* [Instruction] Copy out all of the following rows exactly as they are, keeping every line unchanged.

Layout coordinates
-- START --
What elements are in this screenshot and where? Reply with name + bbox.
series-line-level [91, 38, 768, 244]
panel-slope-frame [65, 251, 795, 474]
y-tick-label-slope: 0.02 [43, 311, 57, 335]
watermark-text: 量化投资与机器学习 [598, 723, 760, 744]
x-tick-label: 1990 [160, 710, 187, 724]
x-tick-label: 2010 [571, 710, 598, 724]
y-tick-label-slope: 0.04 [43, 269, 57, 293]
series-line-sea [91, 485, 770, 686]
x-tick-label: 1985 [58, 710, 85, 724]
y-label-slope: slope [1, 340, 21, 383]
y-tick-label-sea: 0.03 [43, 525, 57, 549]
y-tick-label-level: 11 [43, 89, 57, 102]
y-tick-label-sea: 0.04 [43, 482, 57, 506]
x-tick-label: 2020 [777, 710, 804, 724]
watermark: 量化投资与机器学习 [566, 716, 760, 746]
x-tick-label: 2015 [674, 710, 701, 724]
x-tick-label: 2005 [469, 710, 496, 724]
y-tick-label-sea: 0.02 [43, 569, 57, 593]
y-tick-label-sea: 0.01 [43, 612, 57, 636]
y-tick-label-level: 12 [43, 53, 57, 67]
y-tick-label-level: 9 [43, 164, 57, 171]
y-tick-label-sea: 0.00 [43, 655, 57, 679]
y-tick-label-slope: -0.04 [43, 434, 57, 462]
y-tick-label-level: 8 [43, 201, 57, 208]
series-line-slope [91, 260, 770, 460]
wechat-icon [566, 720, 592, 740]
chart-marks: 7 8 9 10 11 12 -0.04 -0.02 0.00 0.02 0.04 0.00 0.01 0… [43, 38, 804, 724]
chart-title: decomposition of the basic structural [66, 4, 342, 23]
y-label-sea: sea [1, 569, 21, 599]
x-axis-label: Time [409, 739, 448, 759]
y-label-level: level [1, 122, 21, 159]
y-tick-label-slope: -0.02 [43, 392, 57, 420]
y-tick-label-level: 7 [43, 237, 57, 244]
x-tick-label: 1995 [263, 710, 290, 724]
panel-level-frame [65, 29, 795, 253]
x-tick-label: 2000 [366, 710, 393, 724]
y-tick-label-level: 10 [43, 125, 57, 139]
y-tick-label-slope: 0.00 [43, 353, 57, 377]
-- END --
* [Response]
What elements are in this screenshot and where? Reply with name + bbox.
series-line-level [91, 38, 768, 244]
panel-slope-frame [65, 251, 795, 474]
y-tick-label-slope: 0.02 [43, 311, 57, 335]
watermark-text: 量化投资与机器学习 [598, 723, 760, 744]
x-tick-label: 1990 [160, 710, 187, 724]
x-tick-label: 2010 [571, 710, 598, 724]
y-tick-label-slope: 0.04 [43, 269, 57, 293]
series-line-sea [91, 485, 770, 686]
x-tick-label: 1985 [58, 710, 85, 724]
y-label-slope: slope [1, 340, 21, 383]
y-tick-label-sea: 0.03 [43, 525, 57, 549]
y-tick-label-level: 11 [43, 89, 57, 102]
y-tick-label-sea: 0.04 [43, 482, 57, 506]
x-tick-label: 2020 [777, 710, 804, 724]
watermark: 量化投资与机器学习 [566, 716, 760, 746]
x-tick-label: 2015 [674, 710, 701, 724]
x-tick-label: 2005 [469, 710, 496, 724]
y-tick-label-sea: 0.02 [43, 569, 57, 593]
y-tick-label-sea: 0.01 [43, 612, 57, 636]
y-tick-label-level: 12 [43, 53, 57, 67]
y-tick-label-level: 9 [43, 164, 57, 171]
y-tick-label-sea: 0.00 [43, 655, 57, 679]
y-tick-label-slope: -0.04 [43, 434, 57, 462]
y-tick-label-level: 8 [43, 201, 57, 208]
series-line-slope [91, 260, 770, 460]
wechat-icon [566, 720, 592, 740]
chart-marks: 7 8 9 10 11 12 -0.04 -0.02 0.00 0.02 0.04 0.00 0.01 0… [43, 38, 804, 724]
chart-title: decomposition of the basic structural [66, 4, 342, 23]
y-label-sea: sea [1, 569, 21, 599]
x-axis-label: Time [409, 739, 448, 759]
y-label-level: level [1, 122, 21, 159]
y-tick-label-slope: -0.02 [43, 392, 57, 420]
y-tick-label-level: 7 [43, 237, 57, 244]
x-tick-label: 1995 [263, 710, 290, 724]
panel-level-frame [65, 29, 795, 253]
x-tick-label: 2000 [366, 710, 393, 724]
y-tick-label-level: 10 [43, 125, 57, 139]
y-tick-label-slope: 0.00 [43, 353, 57, 377]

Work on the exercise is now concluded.